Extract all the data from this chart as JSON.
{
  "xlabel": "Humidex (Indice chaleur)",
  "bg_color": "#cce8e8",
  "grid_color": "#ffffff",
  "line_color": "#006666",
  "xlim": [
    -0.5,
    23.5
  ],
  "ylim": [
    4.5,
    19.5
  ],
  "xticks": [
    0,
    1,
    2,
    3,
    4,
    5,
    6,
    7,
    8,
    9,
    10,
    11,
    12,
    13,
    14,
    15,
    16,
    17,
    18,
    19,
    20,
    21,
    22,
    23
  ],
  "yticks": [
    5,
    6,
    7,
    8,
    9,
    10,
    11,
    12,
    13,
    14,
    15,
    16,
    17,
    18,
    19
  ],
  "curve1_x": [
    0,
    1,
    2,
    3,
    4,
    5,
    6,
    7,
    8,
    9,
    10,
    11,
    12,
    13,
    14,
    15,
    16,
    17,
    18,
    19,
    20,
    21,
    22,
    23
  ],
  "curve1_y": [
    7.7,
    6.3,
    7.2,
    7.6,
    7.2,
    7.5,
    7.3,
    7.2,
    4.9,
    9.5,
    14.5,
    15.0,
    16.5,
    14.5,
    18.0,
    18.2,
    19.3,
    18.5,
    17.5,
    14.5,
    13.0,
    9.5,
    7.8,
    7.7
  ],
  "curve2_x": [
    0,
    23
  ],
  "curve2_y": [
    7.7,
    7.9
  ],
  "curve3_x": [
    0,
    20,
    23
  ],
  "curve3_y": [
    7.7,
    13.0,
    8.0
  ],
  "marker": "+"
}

--------

## EXERCISE AIM
Your task is to quote all of the data word for word.

## SOLUTION TO THIS EXERCISE
Extract all the data from this chart as JSON.
{
  "xlabel": "Humidex (Indice chaleur)",
  "bg_color": "#cce8e8",
  "grid_color": "#ffffff",
  "line_color": "#006666",
  "xlim": [
    -0.5,
    23.5
  ],
  "ylim": [
    4.5,
    19.5
  ],
  "xticks": [
    0,
    1,
    2,
    3,
    4,
    5,
    6,
    7,
    8,
    9,
    10,
    11,
    12,
    13,
    14,
    15,
    16,
    17,
    18,
    19,
    20,
    21,
    22,
    23
  ],
  "yticks": [
    5,
    6,
    7,
    8,
    9,
    10,
    11,
    12,
    13,
    14,
    15,
    16,
    17,
    18,
    19
  ],
  "curve1_x": [
    0,
    1,
    2,
    3,
    4,
    5,
    6,
    7,
    8,
    9,
    10,
    11,
    12,
    13,
    14,
    15,
    16,
    17,
    18,
    19,
    20,
    21,
    22,
    23
  ],
  "curve1_y": [
    7.7,
    6.3,
    7.2,
    7.6,
    7.2,
    7.5,
    7.3,
    7.2,
    4.9,
    9.5,
    14.5,
    15.0,
    16.5,
    14.5,
    18.0,
    18.2,
    19.3,
    18.5,
    17.5,
    14.5,
    13.0,
    9.5,
    7.8,
    7.7
  ],
  "curve2_x": [
    0,
    23
  ],
  "curve2_y": [
    7.7,
    7.9
  ],
  "curve3_x": [
    0,
    20,
    23
  ],
  "curve3_y": [
    7.7,
    13.0,
    8.0
  ],
  "marker": "+"
}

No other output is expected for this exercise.